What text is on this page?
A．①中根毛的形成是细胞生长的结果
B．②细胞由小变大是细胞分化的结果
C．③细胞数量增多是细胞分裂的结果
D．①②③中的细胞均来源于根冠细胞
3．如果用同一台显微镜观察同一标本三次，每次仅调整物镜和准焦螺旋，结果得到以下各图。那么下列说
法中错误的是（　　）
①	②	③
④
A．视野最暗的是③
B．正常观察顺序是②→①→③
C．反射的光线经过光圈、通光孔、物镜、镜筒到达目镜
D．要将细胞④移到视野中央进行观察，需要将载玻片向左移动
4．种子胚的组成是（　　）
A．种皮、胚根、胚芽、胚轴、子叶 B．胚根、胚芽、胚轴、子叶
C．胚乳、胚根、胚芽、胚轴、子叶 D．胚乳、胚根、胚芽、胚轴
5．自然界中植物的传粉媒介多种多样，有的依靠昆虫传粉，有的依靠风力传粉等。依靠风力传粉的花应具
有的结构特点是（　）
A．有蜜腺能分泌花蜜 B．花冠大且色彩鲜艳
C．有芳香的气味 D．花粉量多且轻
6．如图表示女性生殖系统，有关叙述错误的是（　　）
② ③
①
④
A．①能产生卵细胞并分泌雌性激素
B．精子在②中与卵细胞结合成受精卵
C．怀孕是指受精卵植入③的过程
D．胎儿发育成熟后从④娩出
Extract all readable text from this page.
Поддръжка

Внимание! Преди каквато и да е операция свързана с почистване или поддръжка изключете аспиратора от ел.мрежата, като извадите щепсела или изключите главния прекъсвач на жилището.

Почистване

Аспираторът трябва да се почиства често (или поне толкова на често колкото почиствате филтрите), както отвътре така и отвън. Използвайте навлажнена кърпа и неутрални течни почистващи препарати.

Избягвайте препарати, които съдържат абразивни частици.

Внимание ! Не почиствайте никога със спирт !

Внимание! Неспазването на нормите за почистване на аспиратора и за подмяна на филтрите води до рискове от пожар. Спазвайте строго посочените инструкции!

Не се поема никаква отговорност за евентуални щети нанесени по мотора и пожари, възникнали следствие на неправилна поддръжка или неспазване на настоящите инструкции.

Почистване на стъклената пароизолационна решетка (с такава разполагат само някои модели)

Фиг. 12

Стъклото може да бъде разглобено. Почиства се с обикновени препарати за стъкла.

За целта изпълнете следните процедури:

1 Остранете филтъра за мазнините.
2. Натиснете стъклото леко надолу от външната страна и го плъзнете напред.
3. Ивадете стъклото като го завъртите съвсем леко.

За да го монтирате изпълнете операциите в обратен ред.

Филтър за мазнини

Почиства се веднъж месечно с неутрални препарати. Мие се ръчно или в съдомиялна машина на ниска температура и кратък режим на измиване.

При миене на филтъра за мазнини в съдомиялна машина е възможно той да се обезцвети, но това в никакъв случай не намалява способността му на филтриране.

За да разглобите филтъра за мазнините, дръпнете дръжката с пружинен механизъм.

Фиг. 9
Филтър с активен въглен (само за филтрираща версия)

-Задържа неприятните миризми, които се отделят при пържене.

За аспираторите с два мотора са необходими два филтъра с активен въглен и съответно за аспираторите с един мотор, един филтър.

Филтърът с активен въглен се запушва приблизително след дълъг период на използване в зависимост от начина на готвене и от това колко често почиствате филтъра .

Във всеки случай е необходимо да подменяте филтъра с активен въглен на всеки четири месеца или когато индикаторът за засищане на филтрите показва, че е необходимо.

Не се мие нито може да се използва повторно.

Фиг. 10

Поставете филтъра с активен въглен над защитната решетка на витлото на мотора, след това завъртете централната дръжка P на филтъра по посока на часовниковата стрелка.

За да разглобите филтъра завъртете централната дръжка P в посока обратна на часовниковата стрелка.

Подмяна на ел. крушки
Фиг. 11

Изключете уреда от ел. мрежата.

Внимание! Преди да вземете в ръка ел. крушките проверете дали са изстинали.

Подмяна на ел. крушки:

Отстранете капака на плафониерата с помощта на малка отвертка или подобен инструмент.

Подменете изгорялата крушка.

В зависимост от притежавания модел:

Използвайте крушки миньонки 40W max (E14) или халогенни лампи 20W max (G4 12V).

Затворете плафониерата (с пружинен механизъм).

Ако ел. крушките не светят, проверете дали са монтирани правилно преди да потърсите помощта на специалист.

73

* * *

= Request =
Quote each line above in full, word for word.

= Solution below =
What text is on this page?
A．①中根毛的形成是细胞生长的结果
B．②细胞由小变大是细胞分化的结果
C．③细胞数量增多是细胞分裂的结果
D．①②③中的细胞均来源于根冠细胞
3．如果用同一台显微镜观察同一标本三次，每次仅调整物镜和准焦螺旋，结果得到以下各图。那么下列说
法中错误的是（　　）
①	②	③
④
A．视野最暗的是③
B．正常观察顺序是②→①→③
C．反射的光线经过光圈、通光孔、物镜、镜筒到达目镜
D．要将细胞④移到视野中央进行观察，需要将载玻片向左移动
4．种子胚的组成是（　　）
A．种皮、胚根、胚芽、胚轴、子叶 B．胚根、胚芽、胚轴、子叶
C．胚乳、胚根、胚芽、胚轴、子叶 D．胚乳、胚根、胚芽、胚轴
5．自然界中植物的传粉媒介多种多样，有的依靠昆虫传粉，有的依靠风力传粉等。依靠风力传粉的花应具
有的结构特点是（　）
A．有蜜腺能分泌花蜜 B．花冠大且色彩鲜艳
C．有芳香的气味 D．花粉量多且轻
6．如图表示女性生殖系统，有关叙述错误的是（　　）
② ③
①
④
A．①能产生卵细胞并分泌雌性激素
B．精子在②中与卵细胞结合成受精卵
C．怀孕是指受精卵植入③的过程
D．胎儿发育成熟后从④娩出
Extract all readable text from this page.
Поддръжка

Внимание! Преди каквато и да е операция свързана с почистване или поддръжка изключете аспиратора от ел.мрежата, като извадите щепсела или изключите главния прекъсвач на жилището.

Почистване

Аспираторът трябва да се почиства често (или поне толкова на често колкото почиствате филтрите), както отвътре така и отвън. Използвайте навлажнена кърпа и неутрални течни почистващи препарати.

Избягвайте препарати, които съдържат абразивни частици.

Внимание ! Не почиствайте никога със спирт !

Внимание! Неспазването на нормите за почистване на аспиратора и за подмяна на филтрите води до рискове от пожар. Спазвайте строго посочените инструкции!

Не се поема никаква отговорност за евентуални щети нанесени по мотора и пожари, възникнали следствие на неправилна поддръжка или неспазване на настоящите инструкции.

Почистване на стъклената пароизолационна решетка (с такава разполагат само някои модели)

Фиг. 12

Стъклото може да бъде разглобено. Почиства се с обикновени препарати за стъкла.

За целта изпълнете следните процедури:

1 Остранете филтъра за мазнините.
2. Натиснете стъклото леко надолу от външната страна и го плъзнете напред.
3. Ивадете стъклото като го завъртите съвсем леко.

За да го монтирате изпълнете операциите в обратен ред.

Филтър за мазнини

Почиства се веднъж месечно с неутрални препарати. Мие се ръчно или в съдомиялна машина на ниска температура и кратък режим на измиване.

При миене на филтъра за мазнини в съдомиялна машина е възможно той да се обезцвети, но това в никакъв случай не намалява способността му на филтриране.

За да разглобите филтъра за мазнините, дръпнете дръжката с пружинен механизъм.

Фиг. 9
Филтър с активен въглен (само за филтрираща версия)

-Задържа неприятните миризми, които се отделят при пържене.

За аспираторите с два мотора са необходими два филтъра с активен въглен и съответно за аспираторите с един мотор, един филтър.

Филтърът с активен въглен се запушва приблизително след дълъг период на използване в зависимост от начина на готвене и от това колко често почиствате филтъра .

Във всеки случай е необходимо да подменяте филтъра с активен въглен на всеки четири месеца или когато индикаторът за засищане на филтрите показва, че е необходимо.

Не се мие нито може да се използва повторно.

Фиг. 10

Поставете филтъра с активен въглен над защитната решетка на витлото на мотора, след това завъртете централната дръжка P на филтъра по посока на часовниковата стрелка.

За да разглобите филтъра завъртете централната дръжка P в посока обратна на часовниковата стрелка.

Подмяна на ел. крушки
Фиг. 11

Изключете уреда от ел. мрежата.

Внимание! Преди да вземете в ръка ел. крушките проверете дали са изстинали.

Подмяна на ел. крушки:

Отстранете капака на плафониерата с помощта на малка отвертка или подобен инструмент.

Подменете изгорялата крушка.

В зависимост от притежавания модел:

Използвайте крушки миньонки 40W max (E14) или халогенни лампи 20W max (G4 12V).

Затворете плафониерата (с пружинен механизъм).

Ако ел. крушките не светят, проверете дали са монтирани правилно преди да потърсите помощта на специалист.

73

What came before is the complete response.